* Supplied data:
>>>

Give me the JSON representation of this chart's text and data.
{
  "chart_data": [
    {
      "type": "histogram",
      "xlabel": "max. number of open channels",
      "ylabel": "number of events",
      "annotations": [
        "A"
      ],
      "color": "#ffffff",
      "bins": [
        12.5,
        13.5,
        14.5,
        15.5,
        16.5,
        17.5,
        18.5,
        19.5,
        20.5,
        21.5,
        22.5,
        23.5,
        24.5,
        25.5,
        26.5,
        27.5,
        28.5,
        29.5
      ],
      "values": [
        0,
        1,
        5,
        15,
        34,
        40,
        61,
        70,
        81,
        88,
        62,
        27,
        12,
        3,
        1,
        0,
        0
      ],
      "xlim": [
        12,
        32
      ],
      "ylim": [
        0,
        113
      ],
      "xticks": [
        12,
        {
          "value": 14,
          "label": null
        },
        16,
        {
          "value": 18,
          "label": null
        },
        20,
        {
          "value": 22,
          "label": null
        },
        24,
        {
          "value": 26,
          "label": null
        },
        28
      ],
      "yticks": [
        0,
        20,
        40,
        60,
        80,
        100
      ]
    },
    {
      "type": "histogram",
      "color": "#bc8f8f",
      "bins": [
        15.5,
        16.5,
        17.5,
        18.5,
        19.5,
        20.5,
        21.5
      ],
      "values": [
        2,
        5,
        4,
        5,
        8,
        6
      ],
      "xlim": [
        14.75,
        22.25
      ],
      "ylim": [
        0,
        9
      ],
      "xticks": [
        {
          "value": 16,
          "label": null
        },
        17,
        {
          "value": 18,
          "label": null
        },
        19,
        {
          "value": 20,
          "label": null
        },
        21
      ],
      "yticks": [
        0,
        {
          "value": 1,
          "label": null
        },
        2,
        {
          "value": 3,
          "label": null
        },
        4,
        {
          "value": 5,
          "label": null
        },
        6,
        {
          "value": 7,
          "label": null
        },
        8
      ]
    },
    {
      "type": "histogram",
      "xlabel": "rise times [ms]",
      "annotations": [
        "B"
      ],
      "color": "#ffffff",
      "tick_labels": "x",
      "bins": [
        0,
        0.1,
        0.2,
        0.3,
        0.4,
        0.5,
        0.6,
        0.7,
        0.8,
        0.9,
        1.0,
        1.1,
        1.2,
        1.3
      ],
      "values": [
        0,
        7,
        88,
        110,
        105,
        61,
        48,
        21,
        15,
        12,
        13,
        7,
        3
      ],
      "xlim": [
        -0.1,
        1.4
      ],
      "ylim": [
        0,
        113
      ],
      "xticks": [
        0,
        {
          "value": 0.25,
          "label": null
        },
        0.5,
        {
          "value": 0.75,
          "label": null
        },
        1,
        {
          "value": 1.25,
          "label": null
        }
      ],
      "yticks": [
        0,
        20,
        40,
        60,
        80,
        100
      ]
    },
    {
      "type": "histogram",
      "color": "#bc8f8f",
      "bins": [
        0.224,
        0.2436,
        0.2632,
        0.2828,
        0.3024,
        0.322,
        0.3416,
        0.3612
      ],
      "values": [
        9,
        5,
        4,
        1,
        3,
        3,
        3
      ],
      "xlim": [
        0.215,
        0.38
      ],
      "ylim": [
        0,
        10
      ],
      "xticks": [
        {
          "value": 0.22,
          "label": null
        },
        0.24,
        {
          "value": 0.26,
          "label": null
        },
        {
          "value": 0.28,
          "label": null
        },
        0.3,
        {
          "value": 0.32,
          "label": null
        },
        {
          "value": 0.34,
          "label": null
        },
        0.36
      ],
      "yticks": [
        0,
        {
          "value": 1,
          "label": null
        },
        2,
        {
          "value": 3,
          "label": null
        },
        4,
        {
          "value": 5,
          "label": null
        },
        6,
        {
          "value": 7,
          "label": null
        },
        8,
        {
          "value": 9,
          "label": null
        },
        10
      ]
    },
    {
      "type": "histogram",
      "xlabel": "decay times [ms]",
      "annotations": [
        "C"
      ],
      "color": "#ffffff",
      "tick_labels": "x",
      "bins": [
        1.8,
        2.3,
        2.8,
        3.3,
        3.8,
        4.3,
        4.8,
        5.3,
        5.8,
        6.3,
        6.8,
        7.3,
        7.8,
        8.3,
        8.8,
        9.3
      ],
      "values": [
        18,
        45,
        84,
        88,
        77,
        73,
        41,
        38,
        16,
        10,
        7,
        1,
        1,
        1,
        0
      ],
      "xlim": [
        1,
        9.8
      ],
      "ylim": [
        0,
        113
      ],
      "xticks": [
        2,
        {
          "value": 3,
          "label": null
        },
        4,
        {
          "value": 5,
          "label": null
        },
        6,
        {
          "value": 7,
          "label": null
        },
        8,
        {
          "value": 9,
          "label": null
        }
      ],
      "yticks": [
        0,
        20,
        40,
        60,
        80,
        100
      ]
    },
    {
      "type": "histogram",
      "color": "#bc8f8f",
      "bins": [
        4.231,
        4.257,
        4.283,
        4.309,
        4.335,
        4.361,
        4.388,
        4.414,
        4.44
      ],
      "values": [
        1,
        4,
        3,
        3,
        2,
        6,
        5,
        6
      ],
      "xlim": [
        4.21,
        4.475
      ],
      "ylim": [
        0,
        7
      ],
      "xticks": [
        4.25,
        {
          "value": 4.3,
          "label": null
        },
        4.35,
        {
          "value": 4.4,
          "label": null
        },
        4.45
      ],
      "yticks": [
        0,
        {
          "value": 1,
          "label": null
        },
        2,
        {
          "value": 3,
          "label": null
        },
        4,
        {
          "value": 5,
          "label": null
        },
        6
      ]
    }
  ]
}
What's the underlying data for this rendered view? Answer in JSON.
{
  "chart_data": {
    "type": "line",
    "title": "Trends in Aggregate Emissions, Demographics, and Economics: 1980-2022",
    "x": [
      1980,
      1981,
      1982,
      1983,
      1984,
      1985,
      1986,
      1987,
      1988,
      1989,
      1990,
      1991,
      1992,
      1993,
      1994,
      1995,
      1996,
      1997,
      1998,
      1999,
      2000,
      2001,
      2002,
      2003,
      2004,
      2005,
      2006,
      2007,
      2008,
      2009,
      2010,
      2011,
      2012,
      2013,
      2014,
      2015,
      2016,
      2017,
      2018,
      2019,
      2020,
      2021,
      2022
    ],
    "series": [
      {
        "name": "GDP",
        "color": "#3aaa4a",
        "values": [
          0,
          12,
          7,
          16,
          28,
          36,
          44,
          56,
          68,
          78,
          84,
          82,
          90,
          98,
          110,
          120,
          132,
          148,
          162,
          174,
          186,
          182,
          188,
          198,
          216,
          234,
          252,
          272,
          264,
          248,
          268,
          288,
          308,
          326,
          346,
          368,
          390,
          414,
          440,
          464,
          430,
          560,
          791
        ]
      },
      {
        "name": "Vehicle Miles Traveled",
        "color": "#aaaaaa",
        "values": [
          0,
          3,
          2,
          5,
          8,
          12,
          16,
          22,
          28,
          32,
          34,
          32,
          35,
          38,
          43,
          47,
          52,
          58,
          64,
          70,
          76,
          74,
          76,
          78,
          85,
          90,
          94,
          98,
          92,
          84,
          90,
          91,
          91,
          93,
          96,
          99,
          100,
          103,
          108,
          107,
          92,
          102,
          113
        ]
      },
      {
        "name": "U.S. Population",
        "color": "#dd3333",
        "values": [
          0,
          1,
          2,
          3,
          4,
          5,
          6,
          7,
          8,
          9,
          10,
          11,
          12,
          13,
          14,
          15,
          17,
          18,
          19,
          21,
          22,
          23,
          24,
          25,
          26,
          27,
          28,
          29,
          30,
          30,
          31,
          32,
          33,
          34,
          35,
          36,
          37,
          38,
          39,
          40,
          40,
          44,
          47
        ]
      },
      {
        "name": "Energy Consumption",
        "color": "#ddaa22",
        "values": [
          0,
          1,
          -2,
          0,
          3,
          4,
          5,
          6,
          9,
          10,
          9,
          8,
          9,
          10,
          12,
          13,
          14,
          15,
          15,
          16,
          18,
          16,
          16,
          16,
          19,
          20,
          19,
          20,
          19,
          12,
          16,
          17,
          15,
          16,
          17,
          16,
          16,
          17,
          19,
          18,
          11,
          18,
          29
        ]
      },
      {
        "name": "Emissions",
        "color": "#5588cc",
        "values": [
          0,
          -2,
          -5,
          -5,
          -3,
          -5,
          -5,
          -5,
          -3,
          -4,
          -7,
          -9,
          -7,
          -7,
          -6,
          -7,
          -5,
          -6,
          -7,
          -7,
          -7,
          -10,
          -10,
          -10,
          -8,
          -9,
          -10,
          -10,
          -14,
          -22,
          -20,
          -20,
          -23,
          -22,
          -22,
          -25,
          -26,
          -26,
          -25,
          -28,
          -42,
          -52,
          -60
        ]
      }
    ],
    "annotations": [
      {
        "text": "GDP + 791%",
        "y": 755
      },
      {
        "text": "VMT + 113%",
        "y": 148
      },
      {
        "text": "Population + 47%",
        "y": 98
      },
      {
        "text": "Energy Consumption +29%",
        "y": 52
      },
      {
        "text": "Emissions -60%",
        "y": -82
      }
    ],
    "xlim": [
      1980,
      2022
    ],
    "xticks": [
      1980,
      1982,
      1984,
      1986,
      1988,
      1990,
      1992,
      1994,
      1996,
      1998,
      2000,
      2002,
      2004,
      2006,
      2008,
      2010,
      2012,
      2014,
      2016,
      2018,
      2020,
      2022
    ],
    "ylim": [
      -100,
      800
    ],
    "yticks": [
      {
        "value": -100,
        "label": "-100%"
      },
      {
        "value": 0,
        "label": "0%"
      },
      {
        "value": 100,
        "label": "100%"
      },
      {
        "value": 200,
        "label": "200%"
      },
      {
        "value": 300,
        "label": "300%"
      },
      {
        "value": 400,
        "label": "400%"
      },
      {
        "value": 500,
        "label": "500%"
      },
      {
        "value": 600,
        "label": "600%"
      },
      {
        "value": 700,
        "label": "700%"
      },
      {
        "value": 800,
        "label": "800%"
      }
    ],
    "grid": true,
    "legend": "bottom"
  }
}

<<<

* Work to complete: Copy each line of the listing in which the word "xlabel" can be found.

* Answer to the task:
      "xlabel": "max. number of open channels",
      "xlabel": "rise times [ms]",
      "xlabel": "decay times [ms]",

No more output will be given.